• Directions for this task
Below are entries; tally how many lines hold the string "spam" and answer with only that figure.

• Dataset records
= = =
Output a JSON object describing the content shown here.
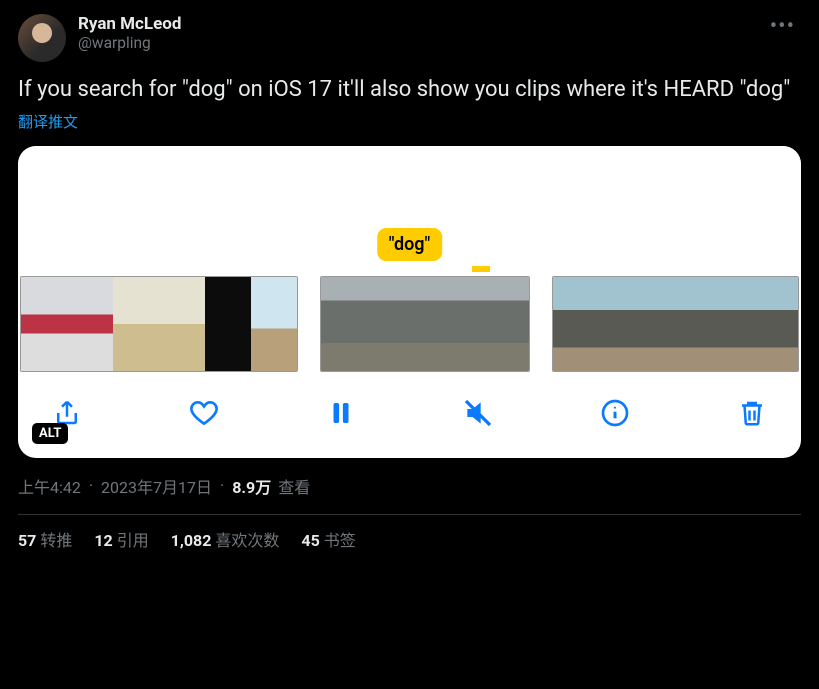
{
  "author": {
    "display_name": "Ryan McLeod",
    "handle": "@warpling"
  },
  "tweet_text": "If you search for \"dog\" on iOS 17 it'll also show you clips where it's HEARD \"dog\"",
  "translate_label": "翻译推文",
  "media": {
    "bubble_label": "\"dog\"",
    "alt_badge": "ALT"
  },
  "meta": {
    "time": "上午4:42",
    "date": "2023年7月17日",
    "views_count": "8.9万",
    "views_label": "查看"
  },
  "stats": {
    "retweets_count": "57",
    "retweets_label": "转推",
    "quotes_count": "12",
    "quotes_label": "引用",
    "likes_count": "1,082",
    "likes_label": "喜欢次数",
    "bookmarks_count": "45",
    "bookmarks_label": "书签"
  }
}
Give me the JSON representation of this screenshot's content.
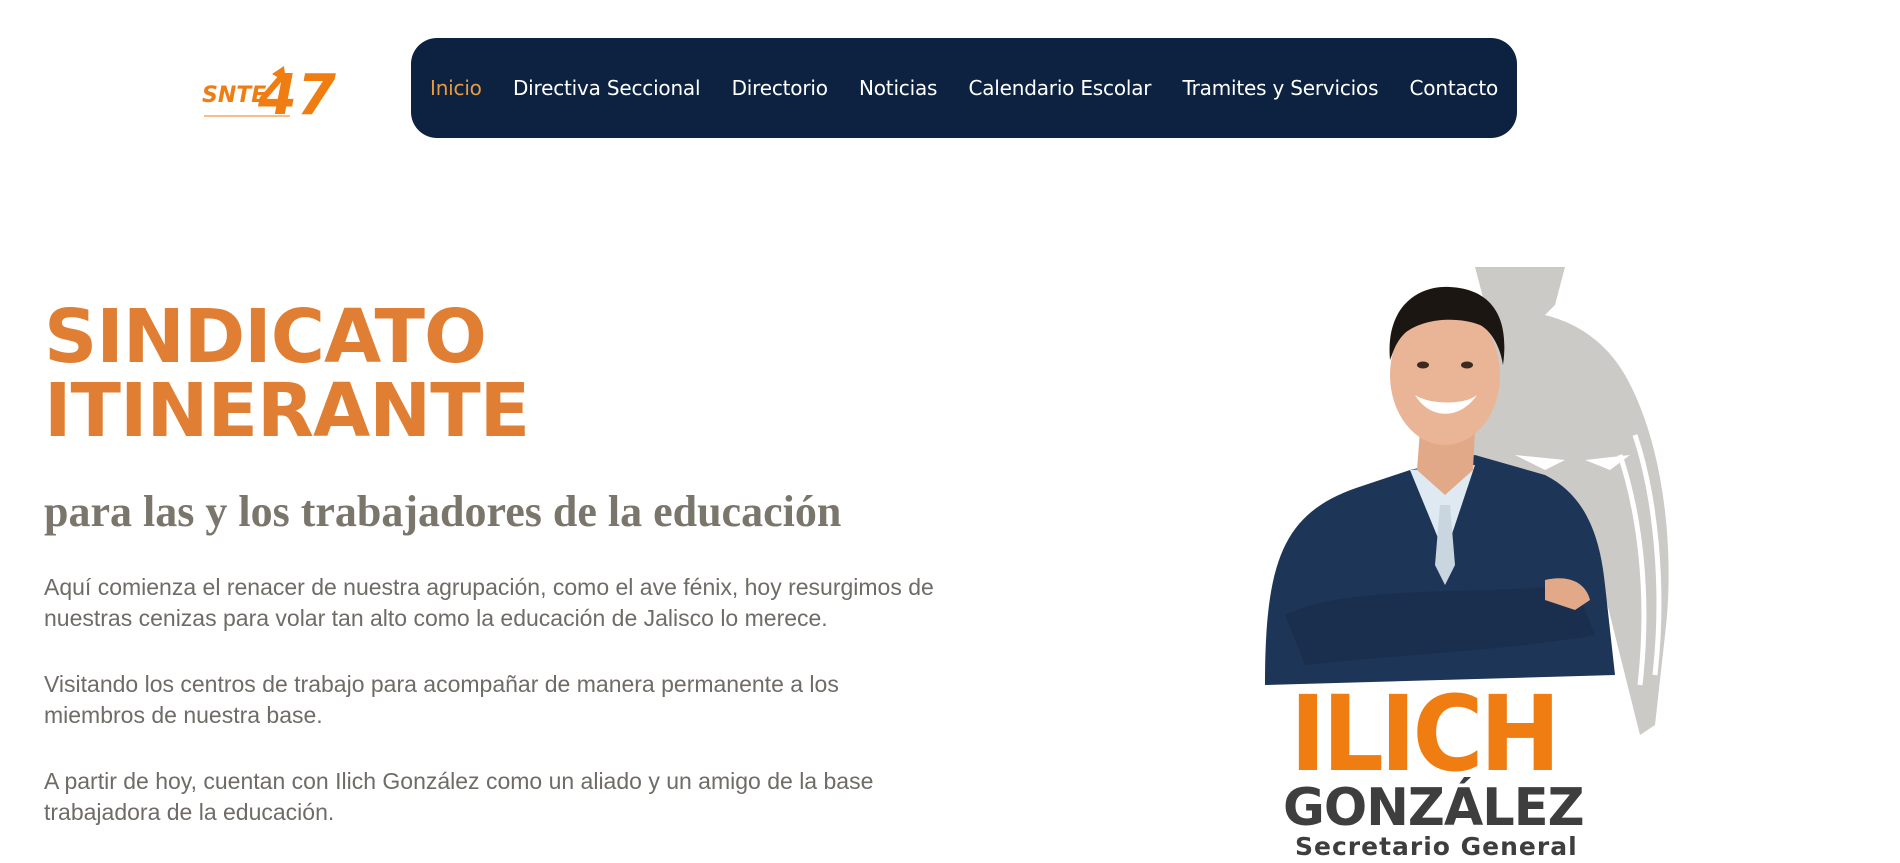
{
  "logo": {
    "text_snte": "SNTE",
    "text_number": "47",
    "icon": "snte-47-logo"
  },
  "nav": {
    "items": [
      {
        "label": "Inicio",
        "active": true
      },
      {
        "label": "Directiva Seccional",
        "active": false
      },
      {
        "label": "Directorio",
        "active": false
      },
      {
        "label": "Noticias",
        "active": false
      },
      {
        "label": "Calendario Escolar",
        "active": false
      },
      {
        "label": "Tramites y Servicios",
        "active": false
      },
      {
        "label": "Contacto",
        "active": false
      }
    ]
  },
  "hero": {
    "title": "SINDICATO ITINERANTE",
    "subtitle": "para las y los trabajadores de la educación",
    "paragraphs": [
      "Aquí comienza el renacer de nuestra agrupación, como el ave fénix, hoy resurgimos de nuestras cenizas para volar tan alto como la educación de Jalisco lo merece.",
      "Visitando los centros de trabajo para acompañar de manera permanente a los miembros de nuestra base.",
      "A partir de hoy, cuentan con Ilich González como un aliado y un amigo de la base trabajadora de la educación."
    ]
  },
  "portrait": {
    "name_first": "ILICH",
    "name_last": "GONZÁLEZ",
    "role": "Secretario General"
  },
  "colors": {
    "nav_bg": "#0c2240",
    "nav_active": "#e89a3c",
    "title_orange": "#e07f33",
    "subtitle_gray": "#7a766b",
    "text_gray": "#6f6b66",
    "brand_orange": "#ef7d12"
  }
}
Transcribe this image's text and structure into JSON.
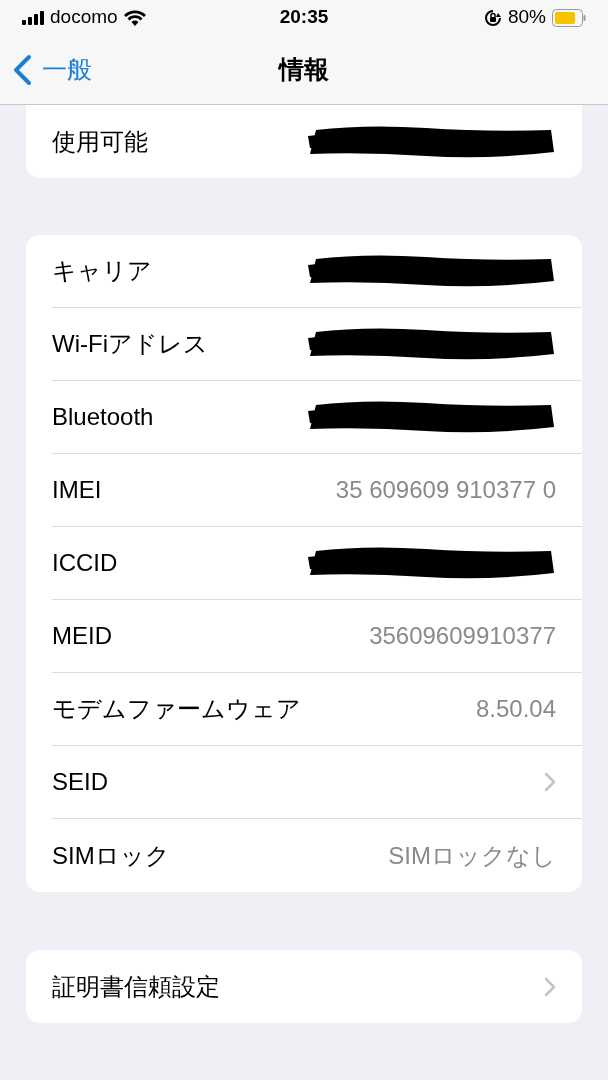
{
  "status_bar": {
    "carrier": "docomo",
    "time": "20:35",
    "battery": "80%"
  },
  "nav": {
    "back": "一般",
    "title": "情報"
  },
  "groups": [
    {
      "cut_top": true,
      "rows": [
        {
          "kind": "redacted",
          "label": "使用可能"
        }
      ]
    },
    {
      "cut_top": false,
      "rows": [
        {
          "kind": "redacted",
          "label": "キャリア"
        },
        {
          "kind": "redacted",
          "label": "Wi-Fiアドレス"
        },
        {
          "kind": "redacted",
          "label": "Bluetooth"
        },
        {
          "kind": "value",
          "label": "IMEI",
          "value": "35 609609 910377 0"
        },
        {
          "kind": "redacted",
          "label": "ICCID"
        },
        {
          "kind": "value",
          "label": "MEID",
          "value": "35609609910377"
        },
        {
          "kind": "value",
          "label": "モデムファームウェア",
          "value": "8.50.04"
        },
        {
          "kind": "link",
          "label": "SEID"
        },
        {
          "kind": "value",
          "label": "SIMロック",
          "value": "SIMロックなし"
        }
      ]
    },
    {
      "cut_top": false,
      "rows": [
        {
          "kind": "link",
          "label": "証明書信頼設定"
        }
      ]
    }
  ]
}
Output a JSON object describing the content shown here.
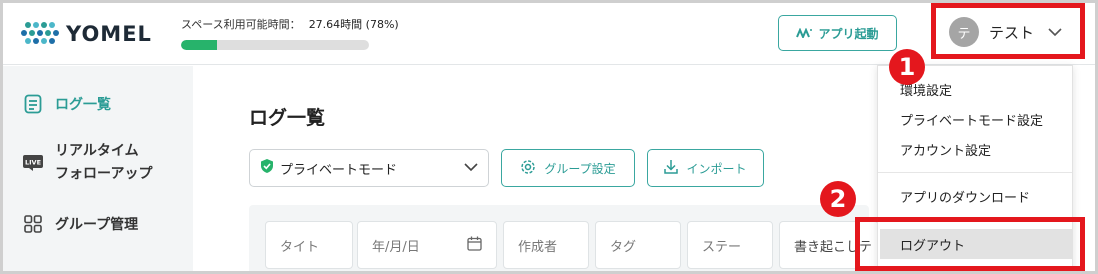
{
  "brand": {
    "name": "YOMEL"
  },
  "usage": {
    "label": "スペース利用可能時間：",
    "value": "27.64時間 (78%)",
    "percent": 19
  },
  "header": {
    "app_launch_label": "アプリ起動",
    "user_initial": "テ",
    "user_name": "テスト"
  },
  "sidebar": {
    "items": [
      {
        "label": "ログ一覧",
        "icon": "document-icon",
        "active": true
      },
      {
        "label_line1": "リアルタイム",
        "label_line2": "フォローアップ",
        "icon": "live-icon",
        "active": false
      },
      {
        "label": "グループ管理",
        "icon": "grid-icon",
        "active": false
      }
    ]
  },
  "main": {
    "title": "ログ一覧",
    "mode_select": "プライベートモード",
    "group_settings_label": "グループ設定",
    "import_label": "インポート",
    "filters": {
      "title_placeholder": "タイト",
      "date_placeholder": "年/月/日",
      "author_placeholder": "作成者",
      "tag_placeholder": "タグ",
      "status_placeholder": "ステー",
      "transcript_placeholder": "書き起こしテ"
    }
  },
  "dropdown": {
    "items": [
      {
        "label": "環境設定"
      },
      {
        "label": "プライベートモード設定"
      },
      {
        "label": "アカウント設定"
      },
      {
        "label": "アプリのダウンロード"
      },
      {
        "label": "ログアウト"
      }
    ]
  },
  "annotations": {
    "badge1": "1",
    "badge2": "2",
    "highlight_color": "#e4171d"
  },
  "colors": {
    "accent": "#2b9c95",
    "progress": "#27b36b"
  }
}
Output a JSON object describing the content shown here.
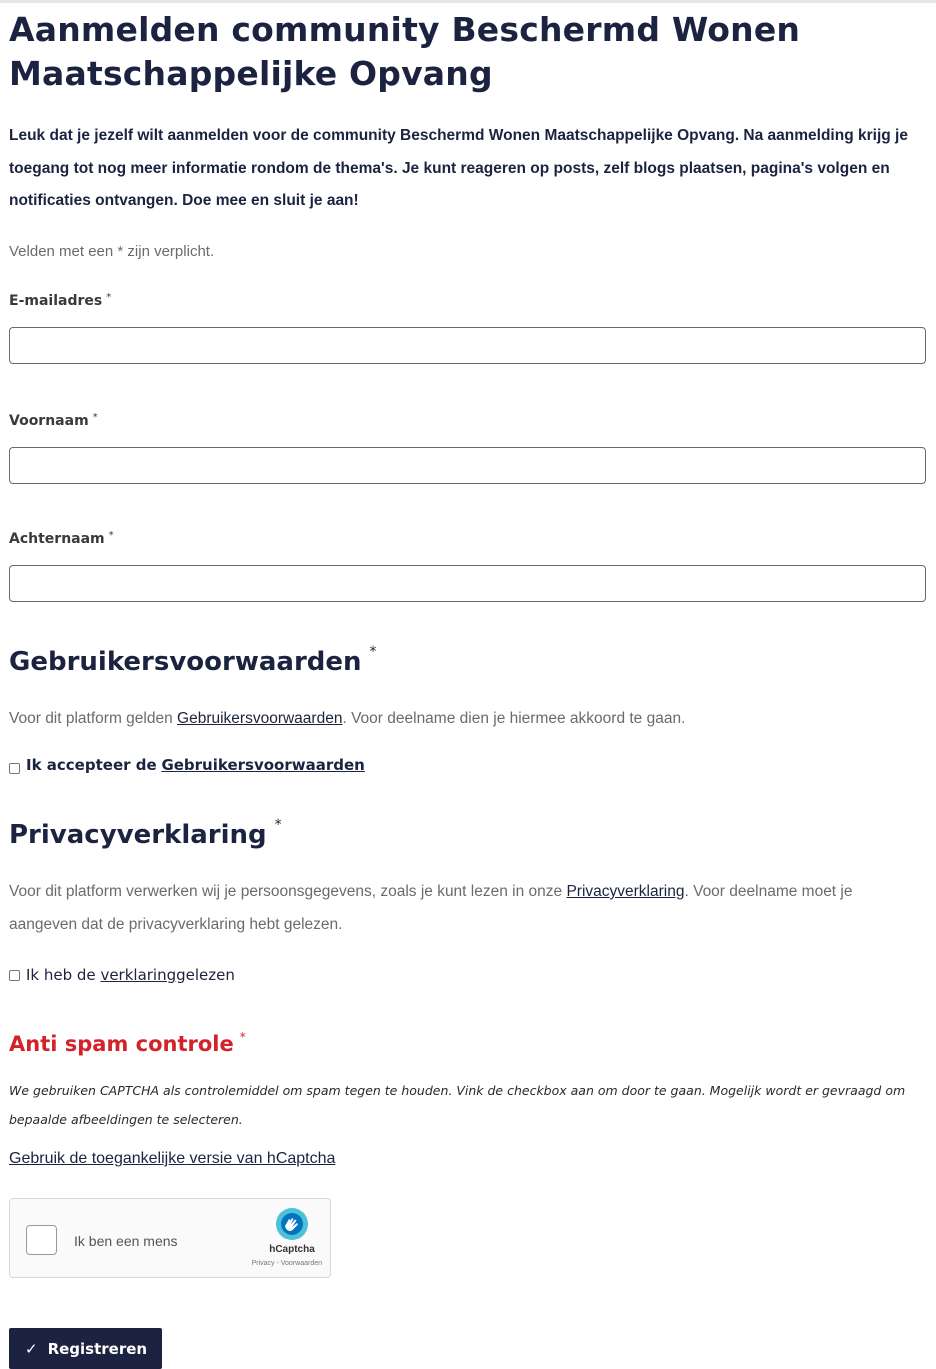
{
  "page": {
    "title": "Aanmelden community Beschermd Wonen Maatschappelijke Opvang",
    "intro": "Leuk dat je jezelf wilt aanmelden voor de community Beschermd Wonen Maatschappelijke Opvang. Na aanmelding krijg je toegang tot nog meer informatie rondom de thema's. Je kunt reageren op posts, zelf blogs plaatsen, pagina's volgen en notificaties ontvangen. Doe mee en sluit je aan!",
    "required_note": "Velden met een * zijn verplicht."
  },
  "form": {
    "required_marker": "*",
    "fields": [
      {
        "label": "E-mailadres",
        "value": "",
        "placeholder": ""
      },
      {
        "label": "Voornaam",
        "value": "",
        "placeholder": ""
      },
      {
        "label": "Achternaam",
        "value": "",
        "placeholder": ""
      }
    ]
  },
  "terms": {
    "heading": "Gebruikersvoorwaarden",
    "text_before": "Voor dit platform gelden ",
    "link": "Gebruikersvoorwaarden",
    "text_after": ". Voor deelname dien je hiermee akkoord te gaan.",
    "checkbox_label": "Ik accepteer de ",
    "checkbox_link": "Gebruikersvoorwaarden",
    "checked": false
  },
  "privacy": {
    "heading": "Privacyverklaring",
    "text_before": "Voor dit platform verwerken wij je persoonsgegevens, zoals je kunt lezen in onze ",
    "link": "Privacyverklaring",
    "text_after": ". Voor deelname moet je aangeven dat de privacyverklaring hebt gelezen.",
    "checkbox_label": "Ik heb de ",
    "checkbox_link": "verklaring",
    "checkbox_after": "gelezen",
    "checked": false
  },
  "spam": {
    "heading": "Anti spam controle",
    "text": "We gebruiken CAPTCHA als controlemiddel om spam tegen te houden. Vink de checkbox aan om door te gaan. Mogelijk wordt er gevraagd om bepaalde afbeeldingen te selecteren.",
    "accessible_link": "Gebruik de toegankelijke versie van hCaptcha",
    "captcha_label": "Ik ben een mens",
    "captcha_brand": "hCaptcha",
    "captcha_links": "Privacy - Voorwaarden",
    "colors": {
      "heading": "#d2232a",
      "accent": "#1c2340"
    }
  },
  "submit": {
    "icon": "checkmark-icon",
    "label": "Registreren"
  }
}
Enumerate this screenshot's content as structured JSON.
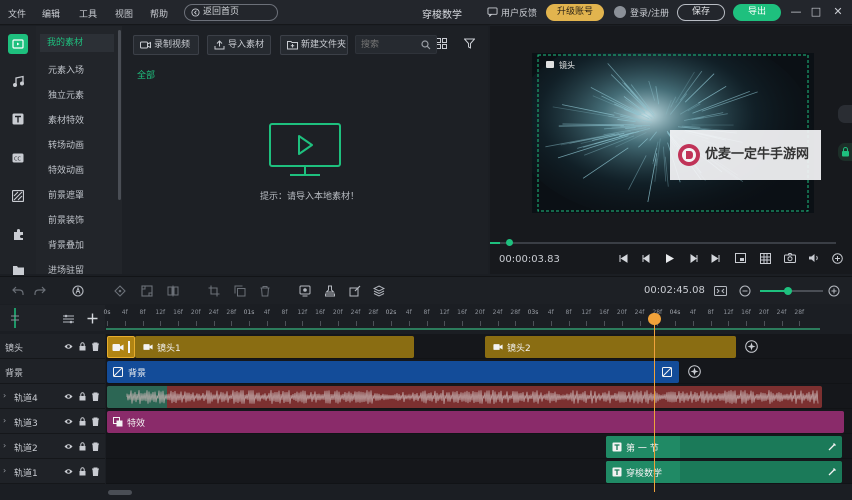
{
  "colors": {
    "accent": "#1ec07e",
    "upgrade": "#e2b44e",
    "playhead": "#f0a23a"
  },
  "titlebar": {
    "menus": [
      "文件",
      "编辑",
      "工具",
      "视图",
      "帮助"
    ],
    "back_home": "返回首页",
    "app_title": "穿梭数学",
    "feedback": "用户反馈",
    "upgrade": "升级账号",
    "login": "登录/注册",
    "save": "保存",
    "export": "导出",
    "window_controls": [
      "—",
      "□",
      "✕"
    ]
  },
  "rail": {
    "icons": [
      "media-icon",
      "music-icon",
      "text-icon",
      "subtitle-icon",
      "filter-icon",
      "plugin-icon",
      "folder-icon"
    ]
  },
  "categories": [
    "我的素材",
    "元素入场",
    "独立元素",
    "素材特效",
    "转场动画",
    "特效动画",
    "前景遮罩",
    "前景装饰",
    "背景叠加",
    "进场驻留"
  ],
  "material": {
    "record_video": "录制视频",
    "import_material": "导入素材",
    "new_folder": "新建文件夹",
    "search_placeholder": "搜索",
    "filter_all": "全部",
    "empty_hint": "提示：请导入本地素材！"
  },
  "preview": {
    "frame_label": "镜头",
    "time": "00:00:03.83",
    "progress_fraction": 0.03
  },
  "watermark": {
    "text": "优麦一定牛手游网"
  },
  "edit_toolbar": {
    "timecode": "00:02:45.08",
    "zoom_fraction": 0.45
  },
  "timeline": {
    "ruler_labels": [
      "0s",
      "4f",
      "8f",
      "12f",
      "16f",
      "20f",
      "24f",
      "28f",
      "01s",
      "4f",
      "8f",
      "12f",
      "16f",
      "20f",
      "24f",
      "28f",
      "02s",
      "4f",
      "8f",
      "12f",
      "16f",
      "20f",
      "24f",
      "28f",
      "03s",
      "4f",
      "8f",
      "12f",
      "16f",
      "20f",
      "24f",
      "28f",
      "04s",
      "4f",
      "8f",
      "12f",
      "16f",
      "20f",
      "24f",
      "28f"
    ],
    "tracks": [
      {
        "name": "镜头",
        "clips": [
          "镜头1",
          "镜头2"
        ]
      },
      {
        "name": "背景",
        "clips": [
          "背景"
        ]
      },
      {
        "name": "轨道4",
        "clips": []
      },
      {
        "name": "轨道3",
        "clips": [
          "特效"
        ]
      },
      {
        "name": "轨道2",
        "clips": [
          "第 一 节"
        ]
      },
      {
        "name": "轨道1",
        "clips": [
          "穿梭数学"
        ]
      }
    ]
  }
}
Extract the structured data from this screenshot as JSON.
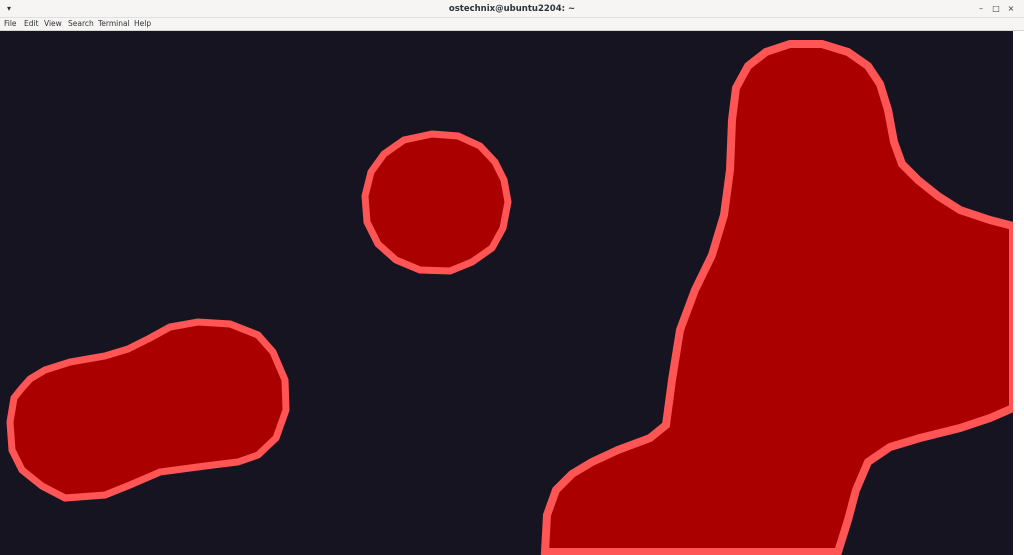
{
  "window": {
    "title": "ostechnix@ubuntu2204: ~",
    "controls": {
      "app_menu_icon": "app-menu-icon",
      "minimize_icon": "minimize-icon",
      "maximize_icon": "maximize-icon",
      "close_icon": "close-icon"
    }
  },
  "menubar": {
    "items": [
      "File",
      "Edit",
      "View",
      "Search",
      "Terminal",
      "Help"
    ]
  },
  "terminal": {
    "background_color": "#171421",
    "blob_fill_color": "#aa0000",
    "blob_outline_color": "#ff5555"
  }
}
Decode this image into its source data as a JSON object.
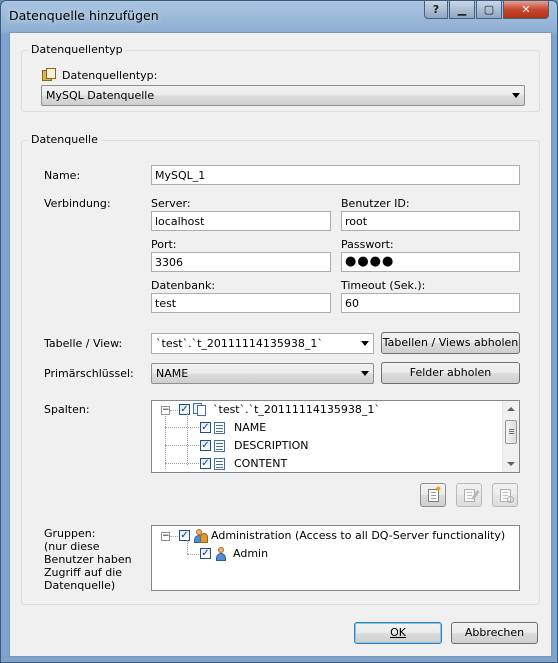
{
  "window": {
    "title": "Datenquelle hinzufügen",
    "help_btn": "?",
    "min_btn": "▁",
    "max_btn": "▢",
    "close_btn": "✕"
  },
  "source_type_group": {
    "legend": "Datenquellentyp",
    "label": "Datenquellentyp:",
    "selected": "MySQL Datenquelle"
  },
  "datasource_group": {
    "legend": "Datenquelle",
    "name_label": "Name:",
    "name_value": "MySQL_1",
    "connection_label": "Verbindung:",
    "server_label": "Server:",
    "server_value": "localhost",
    "user_label": "Benutzer ID:",
    "user_value": "root",
    "port_label": "Port:",
    "port_value": "3306",
    "password_label": "Passwort:",
    "password_value": "●●●●",
    "database_label": "Datenbank:",
    "database_value": "test",
    "timeout_label": "Timeout (Sek.):",
    "timeout_value": "60",
    "table_label": "Tabelle / View:",
    "table_value": "`test`.`t_20111114135938_1`",
    "fetch_tables_btn": "Tabellen / Views abholen",
    "primary_key_label": "Primärschlüssel:",
    "primary_key_value": "NAME",
    "fetch_fields_btn": "Felder abholen",
    "columns_label": "Spalten:",
    "columns_tree": {
      "root": "`test`.`t_20111114135938_1`",
      "items": [
        "NAME",
        "DESCRIPTION",
        "CONTENT"
      ]
    },
    "groups_label": "Gruppen:\n(nur diese\nBenutzer haben\nZugriff auf die\nDatenquelle)",
    "groups_tree": {
      "root": "Administration (Access to all DQ-Server functionality)",
      "items": [
        "Admin"
      ]
    }
  },
  "footer": {
    "ok_btn": "OK",
    "cancel_btn": "Abbrechen"
  }
}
= = =
• Complete answer
3